WHAT YOU NEED TO DO – List every date in the post on Entity Framework stored procedure calls, in the order they appear.

------ SOURCE DOCUMENT

Sunday, March 30, 2008

Minimize Stored Procedure Calls and Improve Performance with EF Extensions

Colin Meek's "Multiple Result Sets" topic of his ADO.Entity Framework: Stored Procedure Customization post of March 26, 2008 provides sample code for obtaining a Category entity and its Category.Products EntitySet from an object store based on the Northwind sample database.

Substituting the Entity Framework (EF) Extension's EntitySet objects for the ObjectResult type and taking advantage of Materializers and stored procedures (sprocs) that return multiple result sets greatly reduce the number of sproc calls and execution time for moderate-size object graphs.

Updated 5/31/2008: Table comparing execution times for local and remote SQL Server 2005 instances added.

Background

My Testing Stored Procedure Replacements for Entity SQL Statements post of March 28, 2008 makes 161 stored procedure (sproc) calls to populate 80 Product entities with simple type values plus Category and Supplier EntityReferences. Category and Supplier entities don't have their Products EntitySets populated, which would require another 37 calls for a total of 198 calls. Here's the sequence:

  1. 1 call to GetAllProducts populates the Products EntitySet (80 entities)

------------
------ DATA SEGMENT

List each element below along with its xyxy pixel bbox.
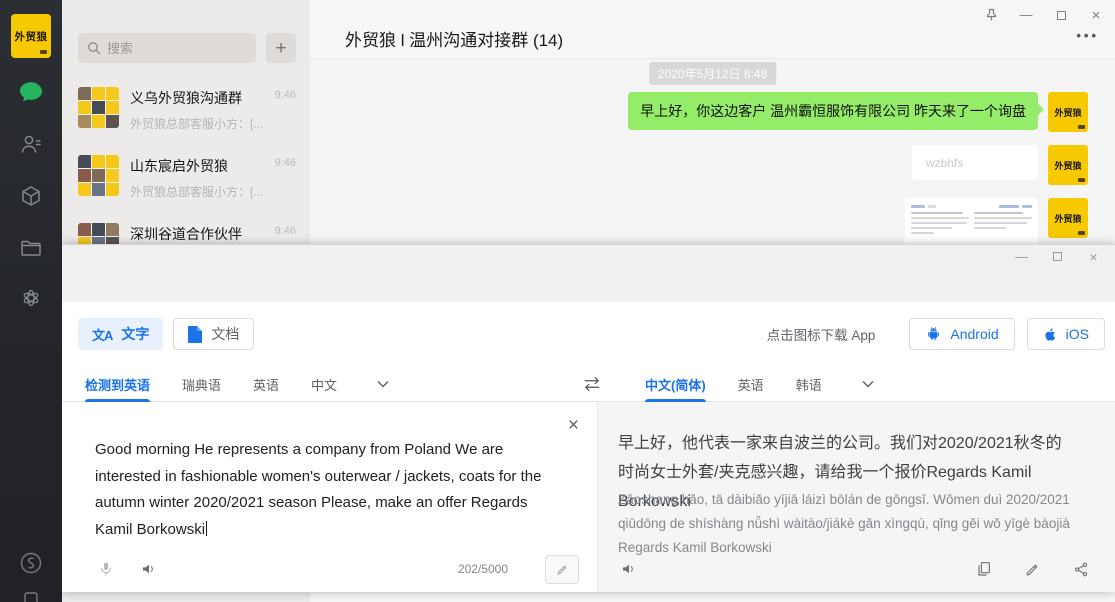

------------

RESULT –
Sunday, March 30, 2008
March 26, 2008
5/31/2008
March 28, 2008